[Dataset items]
▼

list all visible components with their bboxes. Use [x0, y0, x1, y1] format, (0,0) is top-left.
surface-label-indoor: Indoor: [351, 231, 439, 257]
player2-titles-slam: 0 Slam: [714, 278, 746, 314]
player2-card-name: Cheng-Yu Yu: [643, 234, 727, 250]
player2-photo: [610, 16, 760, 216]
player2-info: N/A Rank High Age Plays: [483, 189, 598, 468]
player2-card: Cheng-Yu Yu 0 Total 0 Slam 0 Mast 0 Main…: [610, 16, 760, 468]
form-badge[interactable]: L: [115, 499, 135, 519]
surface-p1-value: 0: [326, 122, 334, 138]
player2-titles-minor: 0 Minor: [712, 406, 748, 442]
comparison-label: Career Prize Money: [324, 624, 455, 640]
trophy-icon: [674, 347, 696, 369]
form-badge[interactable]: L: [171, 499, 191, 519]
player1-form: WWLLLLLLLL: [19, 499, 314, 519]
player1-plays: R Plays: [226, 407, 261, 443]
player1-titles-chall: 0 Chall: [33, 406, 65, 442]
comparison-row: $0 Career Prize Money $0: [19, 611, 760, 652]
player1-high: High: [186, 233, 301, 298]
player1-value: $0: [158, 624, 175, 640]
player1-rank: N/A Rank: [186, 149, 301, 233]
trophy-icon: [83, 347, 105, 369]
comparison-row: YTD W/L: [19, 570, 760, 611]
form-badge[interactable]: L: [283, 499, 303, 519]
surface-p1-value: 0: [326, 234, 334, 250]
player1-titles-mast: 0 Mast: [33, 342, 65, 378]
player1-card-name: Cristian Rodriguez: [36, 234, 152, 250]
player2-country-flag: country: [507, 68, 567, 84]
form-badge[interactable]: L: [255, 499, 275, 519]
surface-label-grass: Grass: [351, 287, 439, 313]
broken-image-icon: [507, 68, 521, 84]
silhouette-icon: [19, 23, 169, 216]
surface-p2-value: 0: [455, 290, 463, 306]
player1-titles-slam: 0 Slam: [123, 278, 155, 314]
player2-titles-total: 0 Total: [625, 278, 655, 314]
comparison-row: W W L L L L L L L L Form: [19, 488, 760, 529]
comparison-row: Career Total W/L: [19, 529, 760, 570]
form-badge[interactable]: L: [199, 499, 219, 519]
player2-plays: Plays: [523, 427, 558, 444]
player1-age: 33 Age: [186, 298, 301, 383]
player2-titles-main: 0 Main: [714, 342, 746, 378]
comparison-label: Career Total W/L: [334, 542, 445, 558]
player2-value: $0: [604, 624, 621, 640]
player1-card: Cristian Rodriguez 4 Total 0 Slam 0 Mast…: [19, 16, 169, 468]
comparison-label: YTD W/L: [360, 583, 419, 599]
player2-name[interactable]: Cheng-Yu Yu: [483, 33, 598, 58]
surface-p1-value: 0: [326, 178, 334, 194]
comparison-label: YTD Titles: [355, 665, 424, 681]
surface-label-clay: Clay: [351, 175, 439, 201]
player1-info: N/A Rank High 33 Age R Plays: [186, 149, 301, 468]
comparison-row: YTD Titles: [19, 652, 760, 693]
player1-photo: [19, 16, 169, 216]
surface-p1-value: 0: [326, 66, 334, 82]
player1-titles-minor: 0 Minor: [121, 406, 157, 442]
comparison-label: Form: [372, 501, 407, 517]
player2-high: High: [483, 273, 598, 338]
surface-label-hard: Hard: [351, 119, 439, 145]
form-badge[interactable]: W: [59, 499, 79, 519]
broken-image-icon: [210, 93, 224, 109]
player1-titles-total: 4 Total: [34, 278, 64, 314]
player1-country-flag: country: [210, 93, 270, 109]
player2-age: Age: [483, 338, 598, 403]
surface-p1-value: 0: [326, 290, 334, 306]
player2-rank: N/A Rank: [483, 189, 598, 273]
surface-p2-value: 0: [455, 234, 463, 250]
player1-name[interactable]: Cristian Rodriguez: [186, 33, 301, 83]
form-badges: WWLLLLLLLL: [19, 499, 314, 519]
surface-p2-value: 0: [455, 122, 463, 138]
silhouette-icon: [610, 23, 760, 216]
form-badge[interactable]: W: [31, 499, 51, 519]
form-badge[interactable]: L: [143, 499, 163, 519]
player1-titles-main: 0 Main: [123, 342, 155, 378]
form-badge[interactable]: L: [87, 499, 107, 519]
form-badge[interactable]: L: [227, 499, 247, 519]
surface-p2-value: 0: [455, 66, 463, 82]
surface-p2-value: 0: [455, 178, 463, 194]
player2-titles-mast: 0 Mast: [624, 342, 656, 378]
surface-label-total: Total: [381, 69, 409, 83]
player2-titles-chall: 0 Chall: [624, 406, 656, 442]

▲
▼

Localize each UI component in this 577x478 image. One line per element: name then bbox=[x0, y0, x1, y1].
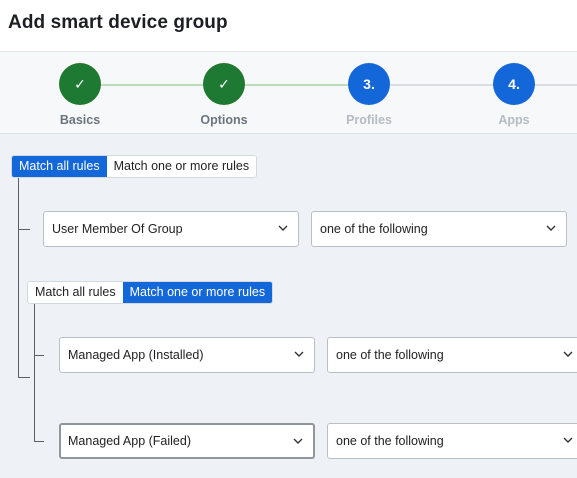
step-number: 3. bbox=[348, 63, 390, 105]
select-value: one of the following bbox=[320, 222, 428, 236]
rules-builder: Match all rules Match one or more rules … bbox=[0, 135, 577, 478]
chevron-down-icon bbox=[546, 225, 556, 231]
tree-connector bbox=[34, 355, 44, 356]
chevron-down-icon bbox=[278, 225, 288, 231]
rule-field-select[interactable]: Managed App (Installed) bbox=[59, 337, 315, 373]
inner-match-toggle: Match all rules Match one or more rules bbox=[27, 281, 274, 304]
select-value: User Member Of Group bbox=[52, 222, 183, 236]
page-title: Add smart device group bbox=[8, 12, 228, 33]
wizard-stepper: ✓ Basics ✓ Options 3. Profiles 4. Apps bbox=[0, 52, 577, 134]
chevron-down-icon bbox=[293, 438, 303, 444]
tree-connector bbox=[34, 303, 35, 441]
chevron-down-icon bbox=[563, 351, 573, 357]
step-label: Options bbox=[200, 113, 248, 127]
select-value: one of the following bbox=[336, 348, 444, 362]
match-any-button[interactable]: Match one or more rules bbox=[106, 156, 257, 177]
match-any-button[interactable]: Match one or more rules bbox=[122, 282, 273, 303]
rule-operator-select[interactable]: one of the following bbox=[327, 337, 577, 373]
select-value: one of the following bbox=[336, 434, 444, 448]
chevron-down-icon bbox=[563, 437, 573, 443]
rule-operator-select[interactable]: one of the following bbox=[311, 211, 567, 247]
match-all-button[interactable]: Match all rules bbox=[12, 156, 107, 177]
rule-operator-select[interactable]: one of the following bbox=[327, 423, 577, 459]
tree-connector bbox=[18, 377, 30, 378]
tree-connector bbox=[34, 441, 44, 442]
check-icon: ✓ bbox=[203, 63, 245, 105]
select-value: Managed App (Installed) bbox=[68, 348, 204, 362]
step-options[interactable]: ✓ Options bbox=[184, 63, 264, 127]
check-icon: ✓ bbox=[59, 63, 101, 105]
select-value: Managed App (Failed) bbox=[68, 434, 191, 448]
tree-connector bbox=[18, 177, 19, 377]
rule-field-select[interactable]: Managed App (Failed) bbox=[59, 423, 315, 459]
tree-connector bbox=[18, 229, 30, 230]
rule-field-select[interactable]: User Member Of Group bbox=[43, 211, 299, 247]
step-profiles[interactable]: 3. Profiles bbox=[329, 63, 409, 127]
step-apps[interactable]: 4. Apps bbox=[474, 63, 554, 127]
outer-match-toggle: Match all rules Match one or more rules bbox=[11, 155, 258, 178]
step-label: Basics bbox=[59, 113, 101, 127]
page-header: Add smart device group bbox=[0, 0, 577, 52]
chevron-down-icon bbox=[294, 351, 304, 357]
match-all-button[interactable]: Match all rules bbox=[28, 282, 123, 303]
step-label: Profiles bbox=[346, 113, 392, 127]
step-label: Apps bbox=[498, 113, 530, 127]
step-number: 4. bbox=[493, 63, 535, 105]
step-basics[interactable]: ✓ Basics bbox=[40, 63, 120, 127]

▲
▼

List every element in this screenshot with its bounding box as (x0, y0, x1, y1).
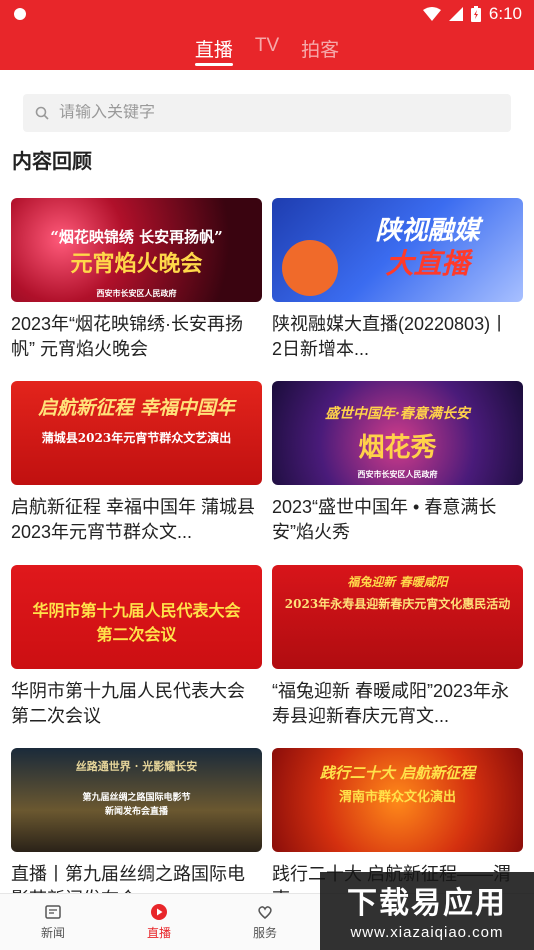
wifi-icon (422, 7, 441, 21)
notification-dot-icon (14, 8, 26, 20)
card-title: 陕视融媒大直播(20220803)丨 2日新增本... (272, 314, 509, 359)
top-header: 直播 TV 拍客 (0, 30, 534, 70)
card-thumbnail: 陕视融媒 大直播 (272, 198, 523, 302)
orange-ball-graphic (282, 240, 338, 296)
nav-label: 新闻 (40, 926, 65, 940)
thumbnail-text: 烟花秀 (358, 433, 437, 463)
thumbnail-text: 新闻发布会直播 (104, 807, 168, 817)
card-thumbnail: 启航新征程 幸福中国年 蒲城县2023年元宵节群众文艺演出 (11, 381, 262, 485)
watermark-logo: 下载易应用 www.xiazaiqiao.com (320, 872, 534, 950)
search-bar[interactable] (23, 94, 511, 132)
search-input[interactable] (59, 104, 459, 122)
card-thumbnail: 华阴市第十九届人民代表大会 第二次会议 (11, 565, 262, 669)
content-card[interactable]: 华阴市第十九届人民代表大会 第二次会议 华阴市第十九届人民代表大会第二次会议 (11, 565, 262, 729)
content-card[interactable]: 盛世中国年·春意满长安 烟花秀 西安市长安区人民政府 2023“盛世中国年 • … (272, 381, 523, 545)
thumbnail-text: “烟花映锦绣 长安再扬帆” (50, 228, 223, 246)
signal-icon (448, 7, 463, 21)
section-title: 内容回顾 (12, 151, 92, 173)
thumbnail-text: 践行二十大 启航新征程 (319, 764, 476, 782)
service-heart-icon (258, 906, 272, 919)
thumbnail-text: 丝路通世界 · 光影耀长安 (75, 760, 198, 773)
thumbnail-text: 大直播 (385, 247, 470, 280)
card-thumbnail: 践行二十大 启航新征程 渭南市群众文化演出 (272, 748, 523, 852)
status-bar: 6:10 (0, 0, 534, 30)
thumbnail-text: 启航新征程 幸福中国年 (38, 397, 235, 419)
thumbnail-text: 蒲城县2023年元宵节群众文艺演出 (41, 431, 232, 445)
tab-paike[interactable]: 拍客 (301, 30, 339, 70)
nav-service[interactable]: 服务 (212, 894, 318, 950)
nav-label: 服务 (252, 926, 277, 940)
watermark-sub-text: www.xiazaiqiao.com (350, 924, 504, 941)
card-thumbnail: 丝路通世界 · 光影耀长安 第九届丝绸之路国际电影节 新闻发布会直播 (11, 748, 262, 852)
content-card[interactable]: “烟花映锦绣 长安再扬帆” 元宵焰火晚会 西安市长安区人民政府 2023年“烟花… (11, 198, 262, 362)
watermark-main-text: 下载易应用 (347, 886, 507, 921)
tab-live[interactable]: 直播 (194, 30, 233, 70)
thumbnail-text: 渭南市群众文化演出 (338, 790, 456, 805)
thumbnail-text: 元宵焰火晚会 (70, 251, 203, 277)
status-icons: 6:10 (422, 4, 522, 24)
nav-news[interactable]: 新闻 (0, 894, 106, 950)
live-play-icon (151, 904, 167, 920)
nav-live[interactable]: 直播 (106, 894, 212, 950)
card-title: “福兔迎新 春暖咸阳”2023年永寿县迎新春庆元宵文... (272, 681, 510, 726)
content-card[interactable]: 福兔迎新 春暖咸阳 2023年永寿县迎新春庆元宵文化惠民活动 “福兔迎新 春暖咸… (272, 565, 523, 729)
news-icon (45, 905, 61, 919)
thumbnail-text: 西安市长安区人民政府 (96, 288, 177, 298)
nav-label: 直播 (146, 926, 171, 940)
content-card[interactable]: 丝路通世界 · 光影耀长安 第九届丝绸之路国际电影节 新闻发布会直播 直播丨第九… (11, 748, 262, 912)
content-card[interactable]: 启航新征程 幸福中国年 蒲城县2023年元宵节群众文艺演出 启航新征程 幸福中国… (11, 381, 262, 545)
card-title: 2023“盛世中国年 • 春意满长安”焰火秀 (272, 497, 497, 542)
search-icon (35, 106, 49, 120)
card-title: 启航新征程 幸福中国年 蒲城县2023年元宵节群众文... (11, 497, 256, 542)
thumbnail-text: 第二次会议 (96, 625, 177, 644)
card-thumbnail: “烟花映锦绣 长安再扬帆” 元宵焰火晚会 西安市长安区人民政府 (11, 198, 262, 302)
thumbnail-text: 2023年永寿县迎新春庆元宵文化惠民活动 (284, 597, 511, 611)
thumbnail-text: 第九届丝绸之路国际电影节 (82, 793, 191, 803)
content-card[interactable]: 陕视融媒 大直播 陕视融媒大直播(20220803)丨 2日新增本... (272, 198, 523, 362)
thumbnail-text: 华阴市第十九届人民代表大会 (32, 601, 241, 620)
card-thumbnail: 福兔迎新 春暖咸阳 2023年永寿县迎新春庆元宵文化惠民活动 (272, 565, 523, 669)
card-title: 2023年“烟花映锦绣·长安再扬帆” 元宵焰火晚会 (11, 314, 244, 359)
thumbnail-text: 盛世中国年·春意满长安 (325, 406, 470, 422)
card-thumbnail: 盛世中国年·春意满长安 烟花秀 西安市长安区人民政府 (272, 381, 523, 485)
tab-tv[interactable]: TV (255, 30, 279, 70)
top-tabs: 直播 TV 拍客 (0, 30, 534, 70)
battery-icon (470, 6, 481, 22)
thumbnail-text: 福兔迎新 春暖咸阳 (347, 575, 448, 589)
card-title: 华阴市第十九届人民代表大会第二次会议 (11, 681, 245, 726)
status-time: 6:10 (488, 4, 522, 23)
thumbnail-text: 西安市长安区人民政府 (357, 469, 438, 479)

▲

How many of the lines above contain the string "xiazaiqiao", with case counting? Reply with the number alone.

2